» **Selected excerpt**:
Direct Lake on OneLake just went GA. Here's how I'd audit and migrate.
- 9 hours ago
- 9 min read
A client asked me about Direct Lake and the SQL endpoint connection, and it reminded me that Direct Lake on OneLake went generally available this month and I hadn't explored it much. I was prepping the newsletter and felt this needed a blog post rather than a section in it. It also gives me something to point at next time it comes up in a client meeting.
Two flavours of Direct Lake
There are two ways a Direct Lake semantic model can connect to its data.
Direct Lake on SQL endpoint is the original. The model goes through the lakehouse or warehouse SQL analytics endpoint to discover Delta tables and check permissions. If a query can't be served by Direct Lake, it falls back to DirectQuery via that same SQL endpoint. You can control the fallback behaviour in the semantic model settings.
Direct Lake on OneLake reads Delta tables directly from OneLake. It doesn't fall back to DirectQuery via the SQL endpoint. It also can't connect to SQL views unless they're materialised as Delta tables. Queries are processed by the VertiPaq engine, with only the columns needed for a query loaded into memory.

One more thing worth flagging here. Power BI's April release introduced user-context-aware calculated columns in preview, where calculated columns can respond to USERPRINCIPALNAME(), USERCULTURE(), and CUSTOMDATA() at query time. It works on Direct Lake on OneLake, Import, and DirectQuery. More on it in the May edition, once I've had a proper play with it.
The lag question
The client's first question was about the lag. New tables take ages to show up in the semantic model. What about that?
That delay is the SQL analytics endpoint metadata sync. When a new Delta table is written to the lakehouse, the SQL endpoint has to discover it via a background sync before it becomes visible. Microsoft says this is usually under a minute, but in practice, with heavy ETL or multiple lakehouses in one workspace, it can run to many minutes.

» **Data**:
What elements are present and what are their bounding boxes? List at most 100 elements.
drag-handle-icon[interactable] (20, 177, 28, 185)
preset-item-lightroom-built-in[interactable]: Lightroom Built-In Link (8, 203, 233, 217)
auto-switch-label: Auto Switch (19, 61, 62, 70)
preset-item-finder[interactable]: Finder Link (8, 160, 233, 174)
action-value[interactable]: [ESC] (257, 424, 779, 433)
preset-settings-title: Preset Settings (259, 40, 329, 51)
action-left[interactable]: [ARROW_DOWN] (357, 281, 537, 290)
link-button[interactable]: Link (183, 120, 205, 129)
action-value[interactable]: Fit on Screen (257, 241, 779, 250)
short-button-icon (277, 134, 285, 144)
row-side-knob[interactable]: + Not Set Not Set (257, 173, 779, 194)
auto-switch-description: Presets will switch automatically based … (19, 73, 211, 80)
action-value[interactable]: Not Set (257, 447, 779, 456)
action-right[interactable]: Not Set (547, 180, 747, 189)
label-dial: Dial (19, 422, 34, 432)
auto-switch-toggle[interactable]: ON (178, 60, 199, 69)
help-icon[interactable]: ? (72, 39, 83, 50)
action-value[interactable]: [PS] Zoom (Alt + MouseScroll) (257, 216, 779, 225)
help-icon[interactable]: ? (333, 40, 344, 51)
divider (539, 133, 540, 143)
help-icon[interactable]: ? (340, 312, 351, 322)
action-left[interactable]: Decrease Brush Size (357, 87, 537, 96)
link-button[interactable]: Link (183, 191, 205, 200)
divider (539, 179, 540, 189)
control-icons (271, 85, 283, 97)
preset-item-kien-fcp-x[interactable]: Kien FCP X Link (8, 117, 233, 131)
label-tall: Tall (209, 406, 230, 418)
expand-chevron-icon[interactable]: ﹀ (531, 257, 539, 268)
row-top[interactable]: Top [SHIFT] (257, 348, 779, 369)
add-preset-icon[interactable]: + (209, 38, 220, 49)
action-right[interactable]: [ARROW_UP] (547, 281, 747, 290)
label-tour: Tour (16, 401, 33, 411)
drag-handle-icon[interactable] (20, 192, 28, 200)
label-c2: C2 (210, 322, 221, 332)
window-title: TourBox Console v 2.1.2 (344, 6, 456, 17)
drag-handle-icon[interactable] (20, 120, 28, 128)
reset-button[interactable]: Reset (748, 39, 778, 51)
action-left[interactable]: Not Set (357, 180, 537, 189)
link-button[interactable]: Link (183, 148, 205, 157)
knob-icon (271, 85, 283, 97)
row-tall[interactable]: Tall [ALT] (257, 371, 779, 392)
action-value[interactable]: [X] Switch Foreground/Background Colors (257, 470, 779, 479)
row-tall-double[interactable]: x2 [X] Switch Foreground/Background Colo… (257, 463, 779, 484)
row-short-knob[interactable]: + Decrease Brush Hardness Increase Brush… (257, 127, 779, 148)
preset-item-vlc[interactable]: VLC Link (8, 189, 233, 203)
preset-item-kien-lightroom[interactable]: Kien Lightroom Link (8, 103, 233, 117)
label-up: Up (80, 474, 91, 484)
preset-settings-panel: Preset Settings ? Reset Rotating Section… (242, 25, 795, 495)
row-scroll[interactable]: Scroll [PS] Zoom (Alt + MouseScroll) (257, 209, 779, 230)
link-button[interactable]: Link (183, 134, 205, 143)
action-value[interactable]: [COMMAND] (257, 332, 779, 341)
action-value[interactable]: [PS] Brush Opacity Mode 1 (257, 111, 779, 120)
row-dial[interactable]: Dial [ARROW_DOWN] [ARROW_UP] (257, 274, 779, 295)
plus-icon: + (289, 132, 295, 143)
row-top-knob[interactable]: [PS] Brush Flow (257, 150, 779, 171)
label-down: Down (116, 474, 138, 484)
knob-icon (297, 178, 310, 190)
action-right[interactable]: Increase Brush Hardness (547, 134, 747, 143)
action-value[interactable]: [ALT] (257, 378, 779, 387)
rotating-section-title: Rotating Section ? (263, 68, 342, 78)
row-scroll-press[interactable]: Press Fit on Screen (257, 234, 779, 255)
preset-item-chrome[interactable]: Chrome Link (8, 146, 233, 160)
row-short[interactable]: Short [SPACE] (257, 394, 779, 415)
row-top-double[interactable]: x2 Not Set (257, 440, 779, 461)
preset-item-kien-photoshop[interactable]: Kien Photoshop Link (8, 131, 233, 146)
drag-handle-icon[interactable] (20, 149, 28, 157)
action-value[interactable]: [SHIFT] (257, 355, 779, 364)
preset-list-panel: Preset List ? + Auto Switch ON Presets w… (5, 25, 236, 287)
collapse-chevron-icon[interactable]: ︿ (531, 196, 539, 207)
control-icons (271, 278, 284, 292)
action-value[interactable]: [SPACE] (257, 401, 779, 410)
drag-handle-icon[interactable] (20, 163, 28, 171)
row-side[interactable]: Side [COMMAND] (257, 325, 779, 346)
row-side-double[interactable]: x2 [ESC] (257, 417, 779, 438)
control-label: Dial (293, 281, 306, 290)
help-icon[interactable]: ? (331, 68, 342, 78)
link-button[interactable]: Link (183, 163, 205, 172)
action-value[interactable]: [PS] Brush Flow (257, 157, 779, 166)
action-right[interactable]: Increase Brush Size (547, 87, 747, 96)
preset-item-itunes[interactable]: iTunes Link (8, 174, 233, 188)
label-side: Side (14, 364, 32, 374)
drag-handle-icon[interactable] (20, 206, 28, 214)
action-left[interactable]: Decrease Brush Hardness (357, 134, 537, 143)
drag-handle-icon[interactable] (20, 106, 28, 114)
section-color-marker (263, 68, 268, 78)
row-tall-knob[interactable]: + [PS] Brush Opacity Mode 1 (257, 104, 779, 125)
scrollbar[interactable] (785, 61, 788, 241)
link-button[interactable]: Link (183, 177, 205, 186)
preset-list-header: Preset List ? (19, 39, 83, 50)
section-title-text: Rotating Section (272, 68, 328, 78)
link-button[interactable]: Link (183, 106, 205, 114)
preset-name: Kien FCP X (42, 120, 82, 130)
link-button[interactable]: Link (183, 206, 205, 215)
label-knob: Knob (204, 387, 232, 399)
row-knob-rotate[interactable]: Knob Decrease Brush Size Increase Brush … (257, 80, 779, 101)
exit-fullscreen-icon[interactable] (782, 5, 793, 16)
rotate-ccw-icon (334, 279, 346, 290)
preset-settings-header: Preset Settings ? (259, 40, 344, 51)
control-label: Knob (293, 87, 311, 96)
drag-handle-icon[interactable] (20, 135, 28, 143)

» **Tasks to complete**:
(a) Answer these questions about the Direct Lake article, one per line:
(i) When a query can't be served by Direct Lake on SQL endpoint, what does it fall back to?
(ii) Which three functions can the user-context-aware calculated columns respond to at query time?
(iii) According to Microsoft, how long does the SQL analytics endpoint metadata sync usually take?
(b) Pick up the Direct Lake article after its last sentence and continue writing it.

» **Set of answers**:
(a)
(i) DirectQuery via the same SQL endpoint.
(ii) USERPRINCIPALNAME(), USERCULTURE(), and CUSTOMDATA().
(iii) Usually under a minute.

(b)
Direct Lake on SQL inherits this delay because it goes through the SQL endpoint. Direct Lake on OneLake doesn't, it talks to OneLake directly. Whether that means new tables actually show up faster in practice, I don't have a Microsoft benchmark for it, and I haven't tested it on a workspace with large models yet. If you have, I'd love to hear what you saw.
The security question
This is the bigger one. Skipping the SQL endpoint isn't just a performance thing, it changes the security model. That's my take.
Direct Lake on SQL uses the SQL analytics endpoint for permission checks. If the underlying lakehouse or warehouse has SQL endpoint OLS or RLS defined, Direct Lake on SQL falls back to DirectQuery to honour those rules. If DirectQuery fallback is disabled, those queries fail.
Direct Lake on OneLake doesn't use the SQL endpoint for permission checks. It uses OneLake Security. When OneLake Security is enabled, Direct Lake on OneLake resolves OneLake Security roles using the current user (or a fixed identity) and enforces OLS and RLS on the underlying Fabric artifact. If OneLake Security isn't enabled, Direct Lake on OneLake requires the effective identity to have Read and ReadAll permissions on the target artifact to access its Delta tables.
In practice, moving a model from DL on SQL to DL on OneLake means moving from SQL endpoint security to OneLake security. If the model relied on SQL endpoint OLS or RLS, those rules don't follow it across. You need OneLake Security configured (or RLS defined inside the semantic model itself) for the equivalent protection.
This is what you actually need to look at before migrating. Performance is easy to swap and roll back, security needs more thought.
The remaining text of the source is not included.